▶ WORKING DATA:

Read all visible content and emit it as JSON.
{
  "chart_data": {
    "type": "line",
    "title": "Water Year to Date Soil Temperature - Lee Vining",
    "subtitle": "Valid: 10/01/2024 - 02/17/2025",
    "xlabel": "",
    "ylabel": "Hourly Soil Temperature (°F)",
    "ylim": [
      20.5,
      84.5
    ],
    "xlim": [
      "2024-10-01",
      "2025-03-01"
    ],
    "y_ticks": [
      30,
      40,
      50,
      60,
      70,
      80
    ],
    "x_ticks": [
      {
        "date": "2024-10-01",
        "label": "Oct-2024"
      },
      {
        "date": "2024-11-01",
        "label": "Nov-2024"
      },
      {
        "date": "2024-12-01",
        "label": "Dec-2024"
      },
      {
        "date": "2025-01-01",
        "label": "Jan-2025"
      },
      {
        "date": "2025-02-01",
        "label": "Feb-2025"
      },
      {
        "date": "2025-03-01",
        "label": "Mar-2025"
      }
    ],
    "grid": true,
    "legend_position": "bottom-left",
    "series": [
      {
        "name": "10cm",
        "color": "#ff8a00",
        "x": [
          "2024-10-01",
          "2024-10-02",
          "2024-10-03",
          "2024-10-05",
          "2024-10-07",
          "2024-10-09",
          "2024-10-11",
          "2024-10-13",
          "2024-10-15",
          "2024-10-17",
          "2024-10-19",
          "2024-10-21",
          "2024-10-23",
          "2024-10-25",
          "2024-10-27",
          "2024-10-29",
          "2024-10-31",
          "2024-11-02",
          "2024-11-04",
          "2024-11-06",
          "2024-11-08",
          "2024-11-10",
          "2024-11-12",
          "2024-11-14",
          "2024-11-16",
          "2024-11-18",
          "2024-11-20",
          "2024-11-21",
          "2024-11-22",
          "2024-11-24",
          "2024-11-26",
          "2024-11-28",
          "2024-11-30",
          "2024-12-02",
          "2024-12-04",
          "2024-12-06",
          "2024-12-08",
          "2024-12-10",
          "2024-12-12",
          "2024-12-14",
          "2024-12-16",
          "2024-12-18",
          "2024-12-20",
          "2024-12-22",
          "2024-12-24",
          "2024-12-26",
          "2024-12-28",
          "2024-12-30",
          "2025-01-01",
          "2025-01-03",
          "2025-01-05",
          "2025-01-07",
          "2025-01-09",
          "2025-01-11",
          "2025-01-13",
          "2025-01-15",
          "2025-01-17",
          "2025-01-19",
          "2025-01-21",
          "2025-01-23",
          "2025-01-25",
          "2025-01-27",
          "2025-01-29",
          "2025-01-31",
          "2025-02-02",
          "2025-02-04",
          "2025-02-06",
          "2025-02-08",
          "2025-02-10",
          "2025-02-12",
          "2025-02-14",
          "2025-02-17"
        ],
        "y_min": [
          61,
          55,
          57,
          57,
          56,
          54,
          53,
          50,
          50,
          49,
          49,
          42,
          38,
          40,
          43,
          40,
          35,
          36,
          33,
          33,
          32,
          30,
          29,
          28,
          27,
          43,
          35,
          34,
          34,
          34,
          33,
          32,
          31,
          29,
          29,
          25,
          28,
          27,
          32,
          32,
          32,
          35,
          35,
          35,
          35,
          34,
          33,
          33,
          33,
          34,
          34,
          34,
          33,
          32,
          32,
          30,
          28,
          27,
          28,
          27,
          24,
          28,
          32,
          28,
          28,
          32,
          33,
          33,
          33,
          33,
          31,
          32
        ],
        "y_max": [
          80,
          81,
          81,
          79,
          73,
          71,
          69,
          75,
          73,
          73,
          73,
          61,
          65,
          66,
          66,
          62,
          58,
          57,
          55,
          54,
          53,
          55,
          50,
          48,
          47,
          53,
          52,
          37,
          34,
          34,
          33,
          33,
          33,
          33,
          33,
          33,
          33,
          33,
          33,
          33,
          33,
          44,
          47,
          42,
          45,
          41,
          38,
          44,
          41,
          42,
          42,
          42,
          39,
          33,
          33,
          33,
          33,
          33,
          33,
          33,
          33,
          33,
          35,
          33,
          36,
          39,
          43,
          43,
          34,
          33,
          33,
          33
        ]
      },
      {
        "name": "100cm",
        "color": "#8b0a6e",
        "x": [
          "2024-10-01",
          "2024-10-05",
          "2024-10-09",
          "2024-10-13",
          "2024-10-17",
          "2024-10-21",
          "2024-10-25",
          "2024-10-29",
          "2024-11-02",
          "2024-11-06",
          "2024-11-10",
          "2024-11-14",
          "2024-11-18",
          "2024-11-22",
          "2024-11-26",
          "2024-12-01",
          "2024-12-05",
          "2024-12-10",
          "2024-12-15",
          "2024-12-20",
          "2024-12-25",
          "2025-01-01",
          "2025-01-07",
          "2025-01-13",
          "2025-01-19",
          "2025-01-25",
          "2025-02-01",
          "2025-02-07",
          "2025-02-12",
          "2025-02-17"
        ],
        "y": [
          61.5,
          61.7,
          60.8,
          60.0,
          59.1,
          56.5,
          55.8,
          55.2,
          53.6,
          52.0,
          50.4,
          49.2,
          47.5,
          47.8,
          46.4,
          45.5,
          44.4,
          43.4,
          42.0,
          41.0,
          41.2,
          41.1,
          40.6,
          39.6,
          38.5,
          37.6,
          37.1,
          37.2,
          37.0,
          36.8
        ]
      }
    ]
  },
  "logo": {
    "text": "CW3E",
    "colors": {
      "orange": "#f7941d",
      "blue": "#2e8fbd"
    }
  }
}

▶ AIM OF THE TASK: All of the records must be retyped exactly as they are.

▶ IN RESPONSE:
Read all visible content and emit it as JSON.
{
  "chart_data": {
    "type": "line",
    "title": "Water Year to Date Soil Temperature - Lee Vining",
    "subtitle": "Valid: 10/01/2024 - 02/17/2025",
    "xlabel": "",
    "ylabel": "Hourly Soil Temperature (°F)",
    "ylim": [
      20.5,
      84.5
    ],
    "xlim": [
      "2024-10-01",
      "2025-03-01"
    ],
    "y_ticks": [
      30,
      40,
      50,
      60,
      70,
      80
    ],
    "x_ticks": [
      {
        "date": "2024-10-01",
        "label": "Oct-2024"
      },
      {
        "date": "2024-11-01",
        "label": "Nov-2024"
      },
      {
        "date": "2024-12-01",
        "label": "Dec-2024"
      },
      {
        "date": "2025-01-01",
        "label": "Jan-2025"
      },
      {
        "date": "2025-02-01",
        "label": "Feb-2025"
      },
      {
        "date": "2025-03-01",
        "label": "Mar-2025"
      }
    ],
    "grid": true,
    "legend_position": "bottom-left",
    "series": [
      {
        "name": "10cm",
        "color": "#ff8a00",
        "x": [
          "2024-10-01",
          "2024-10-02",
          "2024-10-03",
          "2024-10-05",
          "2024-10-07",
          "2024-10-09",
          "2024-10-11",
          "2024-10-13",
          "2024-10-15",
          "2024-10-17",
          "2024-10-19",
          "2024-10-21",
          "2024-10-23",
          "2024-10-25",
          "2024-10-27",
          "2024-10-29",
          "2024-10-31",
          "2024-11-02",
          "2024-11-04",
          "2024-11-06",
          "2024-11-08",
          "2024-11-10",
          "2024-11-12",
          "2024-11-14",
          "2024-11-16",
          "2024-11-18",
          "2024-11-20",
          "2024-11-21",
          "2024-11-22",
          "2024-11-24",
          "2024-11-26",
          "2024-11-28",
          "2024-11-30",
          "2024-12-02",
          "2024-12-04",
          "2024-12-06",
          "2024-12-08",
          "2024-12-10",
          "2024-12-12",
          "2024-12-14",
          "2024-12-16",
          "2024-12-18",
          "2024-12-20",
          "2024-12-22",
          "2024-12-24",
          "2024-12-26",
          "2024-12-28",
          "2024-12-30",
          "2025-01-01",
          "2025-01-03",
          "2025-01-05",
          "2025-01-07",
          "2025-01-09",
          "2025-01-11",
          "2025-01-13",
          "2025-01-15",
          "2025-01-17",
          "2025-01-19",
          "2025-01-21",
          "2025-01-23",
          "2025-01-25",
          "2025-01-27",
          "2025-01-29",
          "2025-01-31",
          "2025-02-02",
          "2025-02-04",
          "2025-02-06",
          "2025-02-08",
          "2025-02-10",
          "2025-02-12",
          "2025-02-14",
          "2025-02-17"
        ],
        "y_min": [
          61,
          55,
          57,
          57,
          56,
          54,
          53,
          50,
          50,
          49,
          49,
          42,
          38,
          40,
          43,
          40,
          35,
          36,
          33,
          33,
          32,
          30,
          29,
          28,
          27,
          43,
          35,
          34,
          34,
          34,
          33,
          32,
          31,
          29,
          29,
          25,
          28,
          27,
          32,
          32,
          32,
          35,
          35,
          35,
          35,
          34,
          33,
          33,
          33,
          34,
          34,
          34,
          33,
          32,
          32,
          30,
          28,
          27,
          28,
          27,
          24,
          28,
          32,
          28,
          28,
          32,
          33,
          33,
          33,
          33,
          31,
          32
        ],
        "y_max": [
          80,
          81,
          81,
          79,
          73,
          71,
          69,
          75,
          73,
          73,
          73,
          61,
          65,
          66,
          66,
          62,
          58,
          57,
          55,
          54,
          53,
          55,
          50,
          48,
          47,
          53,
          52,
          37,
          34,
          34,
          33,
          33,
          33,
          33,
          33,
          33,
          33,
          33,
          33,
          33,
          33,
          44,
          47,
          42,
          45,
          41,
          38,
          44,
          41,
          42,
          42,
          42,
          39,
          33,
          33,
          33,
          33,
          33,
          33,
          33,
          33,
          33,
          35,
          33,
          36,
          39,
          43,
          43,
          34,
          33,
          33,
          33
        ]
      },
      {
        "name": "100cm",
        "color": "#8b0a6e",
        "x": [
          "2024-10-01",
          "2024-10-05",
          "2024-10-09",
          "2024-10-13",
          "2024-10-17",
          "2024-10-21",
          "2024-10-25",
          "2024-10-29",
          "2024-11-02",
          "2024-11-06",
          "2024-11-10",
          "2024-11-14",
          "2024-11-18",
          "2024-11-22",
          "2024-11-26",
          "2024-12-01",
          "2024-12-05",
          "2024-12-10",
          "2024-12-15",
          "2024-12-20",
          "2024-12-25",
          "2025-01-01",
          "2025-01-07",
          "2025-01-13",
          "2025-01-19",
          "2025-01-25",
          "2025-02-01",
          "2025-02-07",
          "2025-02-12",
          "2025-02-17"
        ],
        "y": [
          61.5,
          61.7,
          60.8,
          60.0,
          59.1,
          56.5,
          55.8,
          55.2,
          53.6,
          52.0,
          50.4,
          49.2,
          47.5,
          47.8,
          46.4,
          45.5,
          44.4,
          43.4,
          42.0,
          41.0,
          41.2,
          41.1,
          40.6,
          39.6,
          38.5,
          37.6,
          37.1,
          37.2,
          37.0,
          36.8
        ]
      }
    ]
  },
  "logo": {
    "text": "CW3E",
    "colors": {
      "orange": "#f7941d",
      "blue": "#2e8fbd"
    }
  }
}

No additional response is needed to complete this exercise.